» **RECORDS TO USE**:
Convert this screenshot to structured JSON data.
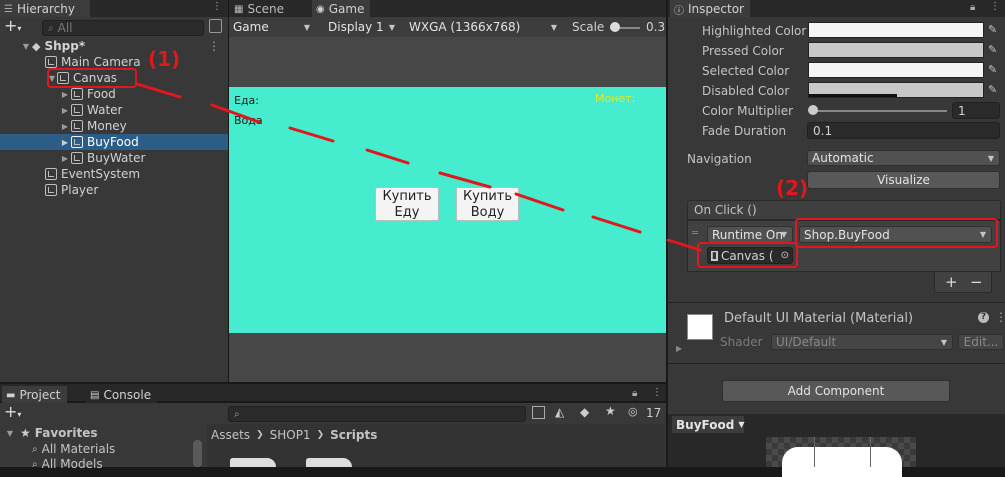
{
  "hierarchy": {
    "tab_label": "Hierarchy",
    "search_placeholder": "All",
    "scene_name": "Shpp*",
    "items": [
      {
        "label": "Main Camera",
        "indent": 1
      },
      {
        "label": "Canvas",
        "indent": 1
      },
      {
        "label": "Food",
        "indent": 2
      },
      {
        "label": "Water",
        "indent": 2
      },
      {
        "label": "Money",
        "indent": 2
      },
      {
        "label": "BuyFood",
        "indent": 2
      },
      {
        "label": "BuyWater",
        "indent": 2
      },
      {
        "label": "EventSystem",
        "indent": 1
      },
      {
        "label": "Player",
        "indent": 1
      }
    ]
  },
  "scene_tabs": {
    "scene_label": "Scene",
    "game_label": "Game"
  },
  "game_toolbar": {
    "view_select": "Game",
    "display_select": "Display 1",
    "resolution_select": "WXGA (1366x768)",
    "scale_label": "Scale",
    "scale_value": "0.3"
  },
  "game_view": {
    "food_text": "Еда:",
    "water_text": "Вода",
    "money_text": "Монет:",
    "buy_food_line1": "Купить",
    "buy_food_line2": "Еду",
    "buy_water_line1": "Купить",
    "buy_water_line2": "Воду",
    "background_color": "#45eccd",
    "money_color": "#e8e81c"
  },
  "inspector": {
    "tab_label": "Inspector",
    "highlighted_color_label": "Highlighted Color",
    "pressed_color_label": "Pressed Color",
    "selected_color_label": "Selected Color",
    "disabled_color_label": "Disabled Color",
    "color_multiplier_label": "Color Multiplier",
    "color_multiplier_value": "1",
    "fade_duration_label": "Fade Duration",
    "fade_duration_value": "0.1",
    "navigation_label": "Navigation",
    "navigation_value": "Automatic",
    "visualize_label": "Visualize",
    "on_click_label": "On Click ()",
    "runtime_value": "Runtime On",
    "function_value": "Shop.BuyFood",
    "target_object": "Canvas (",
    "add_label": "+",
    "remove_label": "−",
    "material_name": "Default UI Material (Material)",
    "shader_label": "Shader",
    "shader_value": "UI/Default",
    "shader_edit": "Edit...",
    "add_component_label": "Add Component",
    "preview_name": "BuyFood",
    "colors": {
      "highlighted": "#f5f5f5",
      "pressed": "#c8c8c8",
      "selected": "#f5f5f5",
      "disabled": "#c8c8c8"
    }
  },
  "project": {
    "project_tab": "Project",
    "console_tab": "Console",
    "favorites_label": "Favorites",
    "all_materials": "All Materials",
    "all_models": "All Models",
    "breadcrumb_assets": "Assets",
    "breadcrumb_shop": "SHOP1",
    "breadcrumb_scripts": "Scripts",
    "hidden_count": "17"
  },
  "annotations": {
    "label_1": "(1)",
    "label_2": "(2)",
    "color": "#e0181e"
  }
}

» **EXERCISE DESCRIPTION**:
In the listing above, count each line that holds the string "Купить". Give the number only.

» **WRITTEN RESPONSE**:
2